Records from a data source
▼
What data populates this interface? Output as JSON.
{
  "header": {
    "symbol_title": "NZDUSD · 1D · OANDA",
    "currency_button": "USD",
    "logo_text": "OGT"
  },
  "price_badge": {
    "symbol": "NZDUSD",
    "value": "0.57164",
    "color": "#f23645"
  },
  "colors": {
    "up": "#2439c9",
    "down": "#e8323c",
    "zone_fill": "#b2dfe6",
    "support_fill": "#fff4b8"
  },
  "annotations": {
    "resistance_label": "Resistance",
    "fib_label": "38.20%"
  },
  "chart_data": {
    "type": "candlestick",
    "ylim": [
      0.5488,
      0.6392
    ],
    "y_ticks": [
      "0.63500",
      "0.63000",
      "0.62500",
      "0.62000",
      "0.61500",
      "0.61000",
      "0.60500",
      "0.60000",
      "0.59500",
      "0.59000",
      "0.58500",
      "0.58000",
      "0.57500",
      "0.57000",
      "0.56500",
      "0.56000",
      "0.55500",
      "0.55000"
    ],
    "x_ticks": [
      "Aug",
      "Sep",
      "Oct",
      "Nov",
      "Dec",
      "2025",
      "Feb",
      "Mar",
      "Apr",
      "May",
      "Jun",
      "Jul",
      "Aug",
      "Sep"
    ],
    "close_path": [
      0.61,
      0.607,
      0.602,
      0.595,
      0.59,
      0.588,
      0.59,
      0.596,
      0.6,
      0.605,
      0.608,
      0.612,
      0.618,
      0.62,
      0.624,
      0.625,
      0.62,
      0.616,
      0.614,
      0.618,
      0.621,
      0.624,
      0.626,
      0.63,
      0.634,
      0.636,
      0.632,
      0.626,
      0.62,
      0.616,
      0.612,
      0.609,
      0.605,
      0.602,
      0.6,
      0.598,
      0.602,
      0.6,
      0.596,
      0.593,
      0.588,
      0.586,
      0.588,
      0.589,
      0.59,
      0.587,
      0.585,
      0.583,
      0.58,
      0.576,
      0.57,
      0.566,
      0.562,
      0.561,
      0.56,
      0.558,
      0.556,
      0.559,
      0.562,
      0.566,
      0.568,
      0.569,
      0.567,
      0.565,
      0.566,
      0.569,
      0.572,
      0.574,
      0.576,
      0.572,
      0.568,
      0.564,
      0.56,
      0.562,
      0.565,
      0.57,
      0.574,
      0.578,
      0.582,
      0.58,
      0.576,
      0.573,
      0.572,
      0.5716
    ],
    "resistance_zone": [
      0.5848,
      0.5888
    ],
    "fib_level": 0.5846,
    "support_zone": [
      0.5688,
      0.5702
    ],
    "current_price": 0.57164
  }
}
▲
Scan the listing above for the word "NZDUSD" and copy every line that holds it.

    "symbol_title": "NZDUSD · 1D · OANDA",
    "symbol": "NZDUSD",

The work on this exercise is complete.